* [YOUR TASK]: Take every line from the listing below that contains "grid".

* [DATA IN THIS EXERCISE]:

________________

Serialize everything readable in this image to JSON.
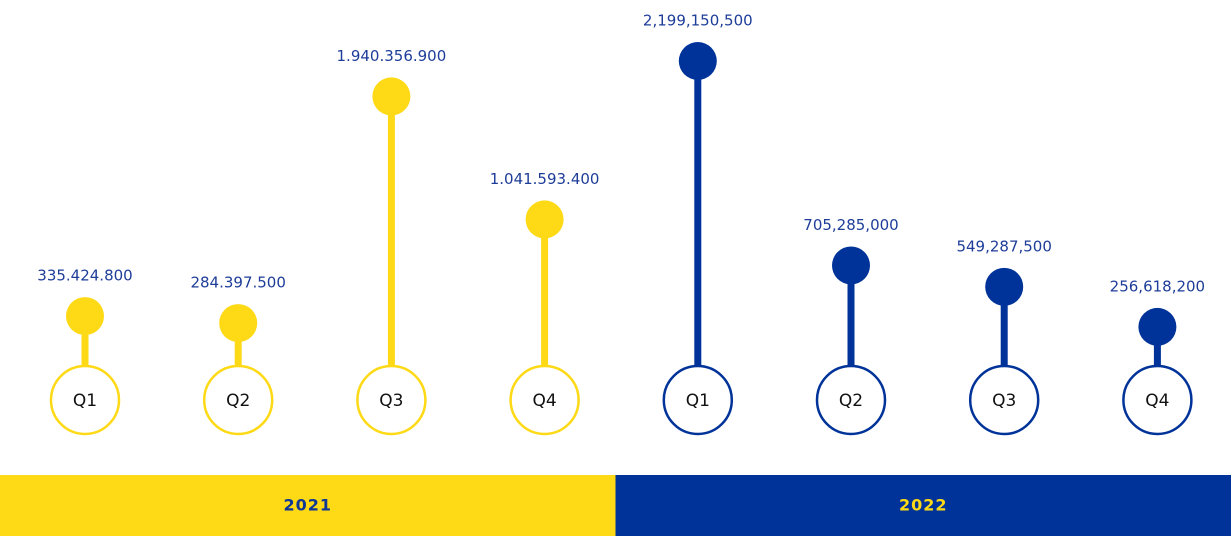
{
  "chart_data": {
    "type": "lollipop",
    "groups": [
      {
        "name": "2021",
        "color": "#fdd916",
        "text_color": "#0d3796",
        "categories": [
          "Q1",
          "Q2",
          "Q3",
          "Q4"
        ],
        "values": [
          335424800,
          284397500,
          1940356900,
          1041593400
        ],
        "value_labels": [
          "335.424.800",
          "284.397.500",
          "1.940.356.900",
          "1.041.593.400"
        ]
      },
      {
        "name": "2022",
        "color": "#003399",
        "text_color": "#fdd916",
        "categories": [
          "Q1",
          "Q2",
          "Q3",
          "Q4"
        ],
        "values": [
          2199150500,
          705285000,
          549287500,
          256618200
        ],
        "value_labels": [
          "2,199,150,500",
          "705,285,000",
          "549,287,500",
          "256,618,200"
        ]
      }
    ]
  }
}
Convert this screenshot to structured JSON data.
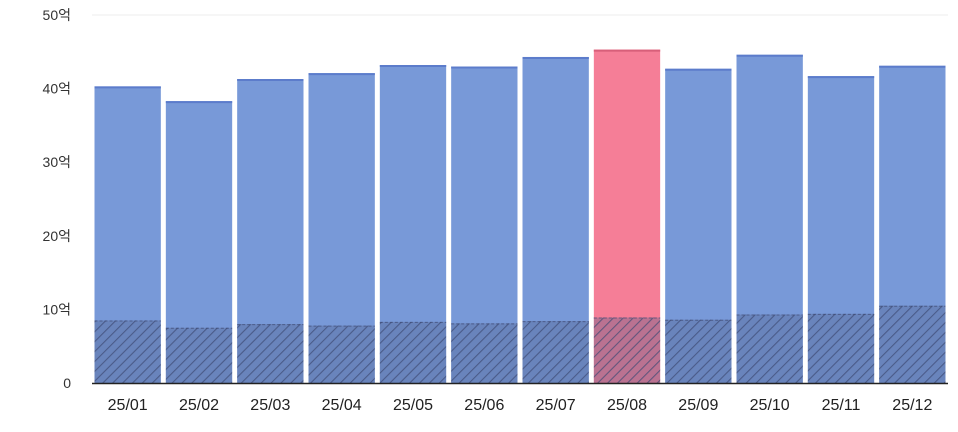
{
  "chart_data": {
    "type": "bar",
    "categories": [
      "25/01",
      "25/02",
      "25/03",
      "25/04",
      "25/05",
      "25/06",
      "25/07",
      "25/08",
      "25/09",
      "25/10",
      "25/11",
      "25/12"
    ],
    "series": [
      {
        "values": [
          40.3,
          38.3,
          41.3,
          42.1,
          43.2,
          43.0,
          44.3,
          45.3,
          42.7,
          44.6,
          41.7,
          43.1
        ]
      },
      {
        "values": [
          8.5,
          7.5,
          8.0,
          7.8,
          8.3,
          8.1,
          8.4,
          8.9,
          8.6,
          9.3,
          9.4,
          10.5
        ]
      }
    ],
    "highlight_category": "25/08",
    "yticks": [
      {
        "value": 0,
        "label": "0"
      },
      {
        "value": 10,
        "label": "10억"
      },
      {
        "value": 20,
        "label": "20억"
      },
      {
        "value": 30,
        "label": "30억"
      },
      {
        "value": 40,
        "label": "40억"
      },
      {
        "value": 50,
        "label": "50억"
      }
    ],
    "ylim": [
      0,
      50
    ],
    "title": "",
    "xlabel": "",
    "ylabel": "",
    "grid": false,
    "colors": {
      "bar": "#7899d8",
      "highlight": "#f57e97",
      "hatch": "#4d5a85",
      "axis": "#333333"
    }
  }
}
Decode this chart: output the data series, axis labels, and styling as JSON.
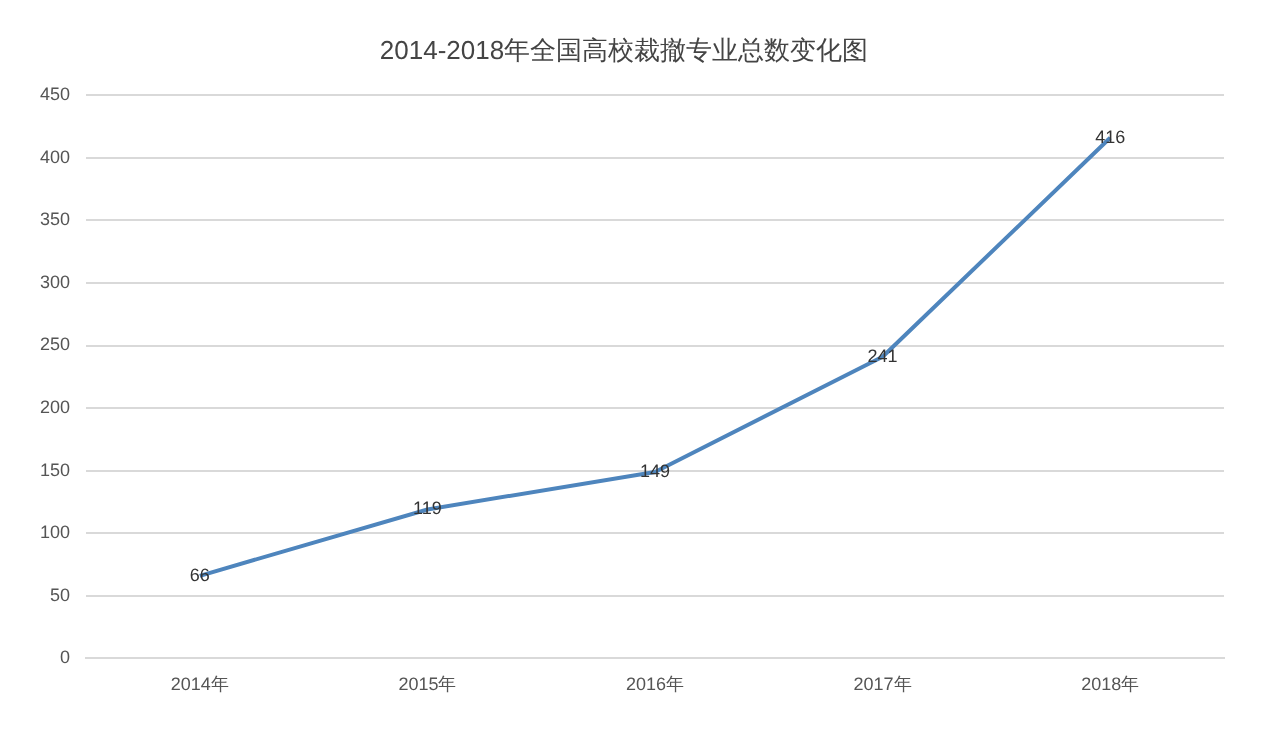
{
  "chart_data": {
    "type": "line",
    "title": "2014-2018年全国高校裁撤专业总数变化图",
    "categories": [
      "2014年",
      "2015年",
      "2016年",
      "2017年",
      "2018年"
    ],
    "series": [
      {
        "color": "#4e85bd",
        "values": [
          66,
          119,
          149,
          241,
          416
        ]
      }
    ],
    "ylim": [
      0,
      450
    ],
    "yticks": [
      0,
      50,
      100,
      150,
      200,
      250,
      300,
      350,
      400,
      450
    ],
    "grid": "y",
    "data_labels": true,
    "marker": "none",
    "line_style": "solid",
    "legend": false
  }
}
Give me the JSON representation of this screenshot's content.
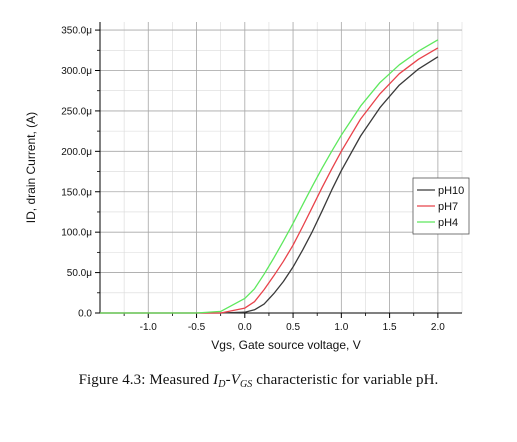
{
  "chart_data": {
    "type": "line",
    "xlabel": "Vgs, Gate source voltage, V",
    "ylabel": "ID, drain Current, (A)",
    "xlim": [
      -1.5,
      2.25
    ],
    "ylim": [
      0,
      360
    ],
    "xticks": [
      {
        "value": -1.0,
        "label": "-1.0"
      },
      {
        "value": -0.5,
        "label": "-0.5"
      },
      {
        "value": 0.0,
        "label": "0.0"
      },
      {
        "value": 0.5,
        "label": "0.5"
      },
      {
        "value": 1.0,
        "label": "1.0"
      },
      {
        "value": 1.5,
        "label": "1.5"
      },
      {
        "value": 2.0,
        "label": "2.0"
      }
    ],
    "yticks": [
      {
        "value": 0,
        "label": "0.0"
      },
      {
        "value": 50,
        "label": "50.0μ"
      },
      {
        "value": 100,
        "label": "100.0μ"
      },
      {
        "value": 150,
        "label": "150.0μ"
      },
      {
        "value": 200,
        "label": "200.0μ"
      },
      {
        "value": 250,
        "label": "250.0μ"
      },
      {
        "value": 300,
        "label": "300.0μ"
      },
      {
        "value": 350,
        "label": "350.0μ"
      }
    ],
    "grid": true,
    "legend_position": "right",
    "x": [
      -1.5,
      -1.0,
      -0.5,
      -0.25,
      0.0,
      0.1,
      0.2,
      0.3,
      0.4,
      0.5,
      0.6,
      0.7,
      0.8,
      0.9,
      1.0,
      1.2,
      1.4,
      1.6,
      1.8,
      2.0
    ],
    "series": [
      {
        "name": "pH10",
        "color": "#3a3a3a",
        "values": [
          0,
          0,
          0,
          0,
          1,
          4,
          11,
          24,
          39,
          57,
          78,
          101,
          126,
          152,
          176,
          219,
          254,
          282,
          302,
          317
        ]
      },
      {
        "name": "pH7",
        "color": "#e8434b",
        "values": [
          0,
          0,
          0,
          0,
          6,
          14,
          29,
          46,
          64,
          84,
          107,
          131,
          155,
          178,
          200,
          240,
          271,
          296,
          314,
          328
        ]
      },
      {
        "name": "pH4",
        "color": "#5ee85e",
        "values": [
          0,
          0,
          0,
          2,
          18,
          30,
          48,
          68,
          89,
          111,
          134,
          157,
          179,
          200,
          220,
          256,
          285,
          307,
          324,
          338
        ]
      }
    ]
  },
  "caption": {
    "prefix": "Figure 4.3: Measured ",
    "var1": "I",
    "sub1": "D",
    "dash": "-",
    "var2": "V",
    "sub2": "GS",
    "suffix": " characteristic for variable pH."
  }
}
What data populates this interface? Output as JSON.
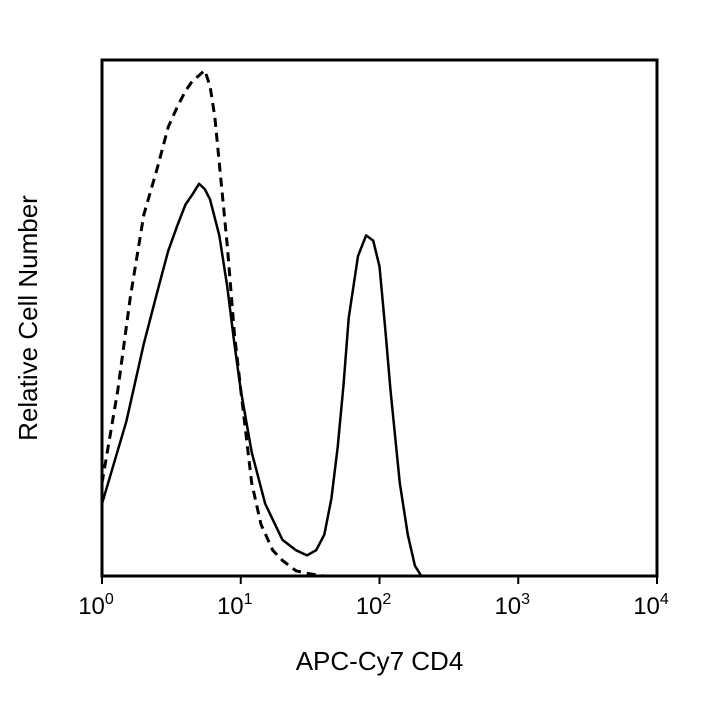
{
  "chart_data": {
    "type": "line",
    "title": "",
    "xlabel": "APC-Cy7 CD4",
    "ylabel": "Relative Cell Number",
    "xscale": "log",
    "xlim": [
      1,
      10000
    ],
    "ylim": [
      0,
      100
    ],
    "grid": false,
    "legend": "none",
    "x_ticks": [
      {
        "base": "10",
        "exp": "0",
        "value": 1
      },
      {
        "base": "10",
        "exp": "1",
        "value": 10
      },
      {
        "base": "10",
        "exp": "2",
        "value": 100
      },
      {
        "base": "10",
        "exp": "3",
        "value": 1000
      },
      {
        "base": "10",
        "exp": "4",
        "value": 10000
      }
    ],
    "series": [
      {
        "style": "dashed",
        "x": [
          1.0,
          1.3,
          1.6,
          2.0,
          2.5,
          3.0,
          3.5,
          4.0,
          4.5,
          5.0,
          5.5,
          6.0,
          6.5,
          7.0,
          8.0,
          9.0,
          10.0,
          12.0,
          14.0,
          17.0,
          20.0,
          25.0,
          30.0,
          40.0
        ],
        "y": [
          18,
          36,
          54,
          70,
          79,
          87,
          91,
          94,
          96,
          97,
          98,
          95,
          89,
          80,
          64,
          47,
          36,
          18,
          10,
          5,
          3,
          1,
          0.5,
          0
        ]
      },
      {
        "style": "solid",
        "x": [
          1.0,
          1.5,
          2.0,
          2.5,
          3.0,
          3.5,
          4.0,
          4.5,
          5.0,
          5.5,
          6.0,
          7.0,
          8.0,
          9.0,
          10.0,
          12.0,
          15.0,
          20.0,
          25.0,
          30.0,
          35.0,
          40.0,
          45.0,
          50.0,
          55.0,
          60.0,
          70.0,
          80.0,
          90.0,
          100.0,
          110.0,
          120.0,
          140.0,
          160.0,
          180.0,
          200.0
        ],
        "y": [
          14,
          30,
          45,
          55,
          63,
          68,
          72,
          74,
          76,
          75,
          73,
          66,
          56,
          45,
          36,
          24,
          14,
          7,
          5,
          4,
          5,
          8,
          15,
          25,
          37,
          50,
          62,
          66,
          65,
          60,
          48,
          36,
          18,
          8,
          2,
          0
        ]
      }
    ]
  }
}
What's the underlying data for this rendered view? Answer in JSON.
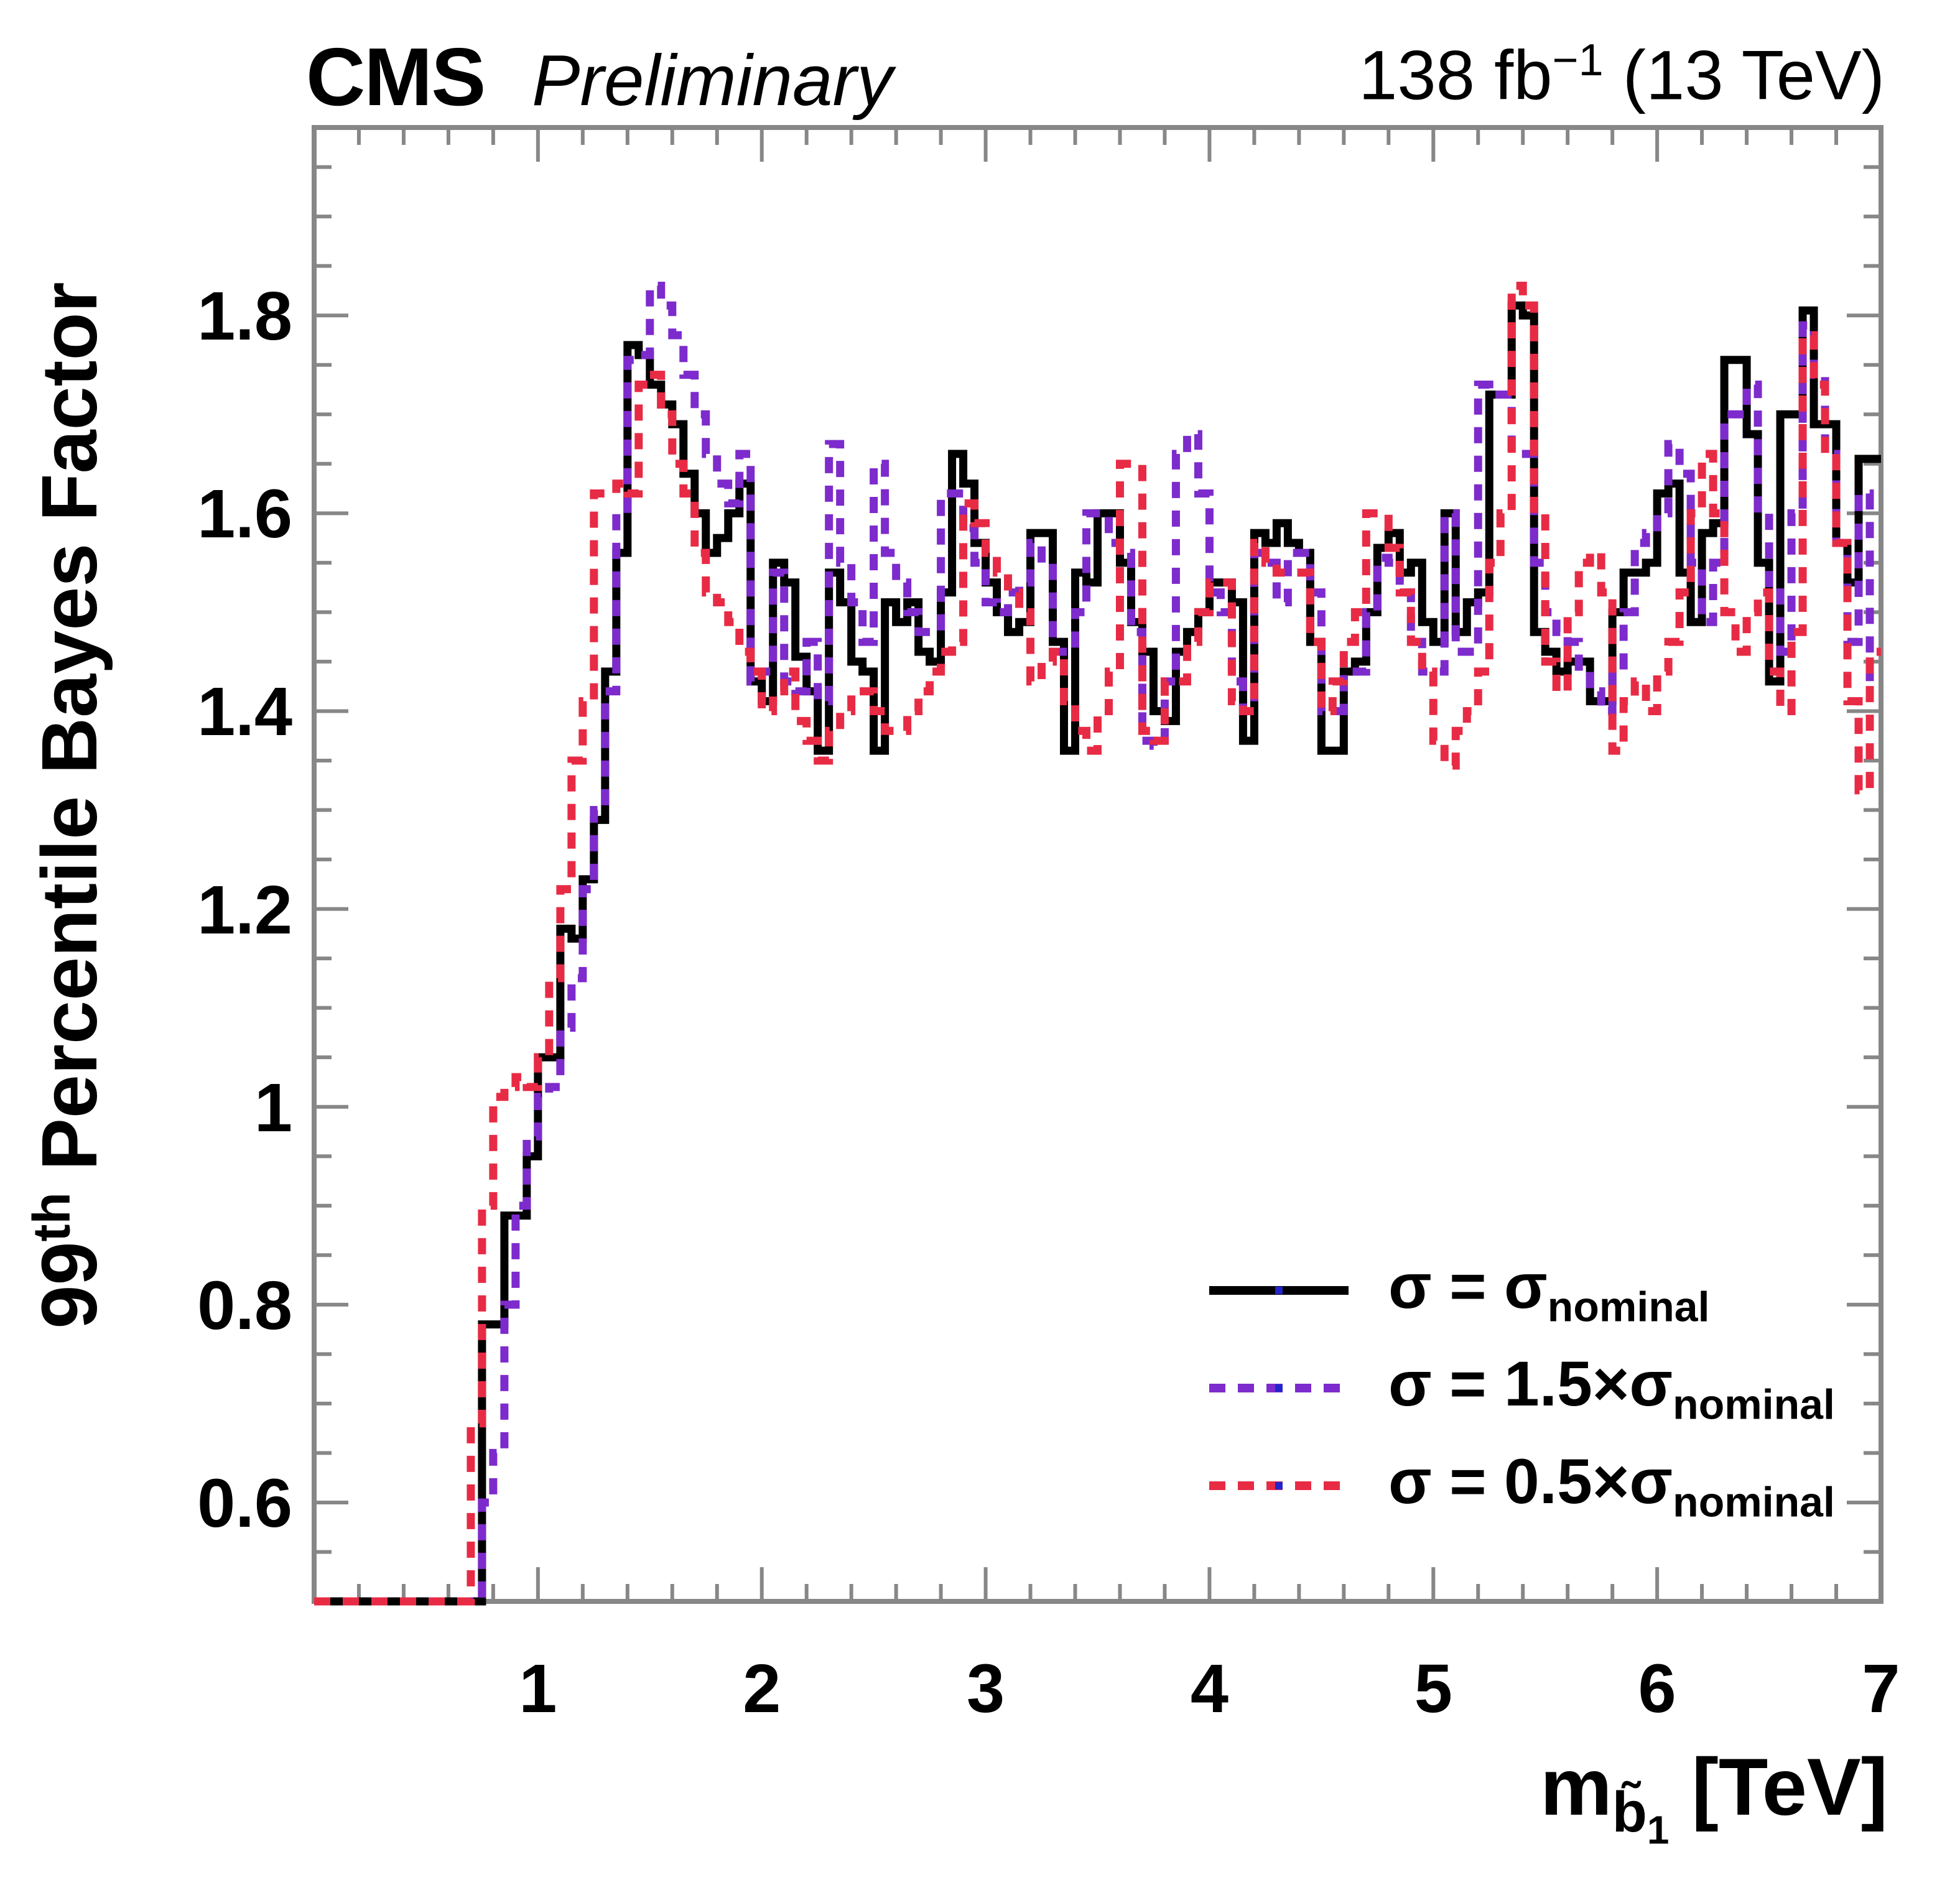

________________

* [FINISHED TASK]:
    "grid": false,
    "grid": "y",
    "grid": true,
    "grid": false,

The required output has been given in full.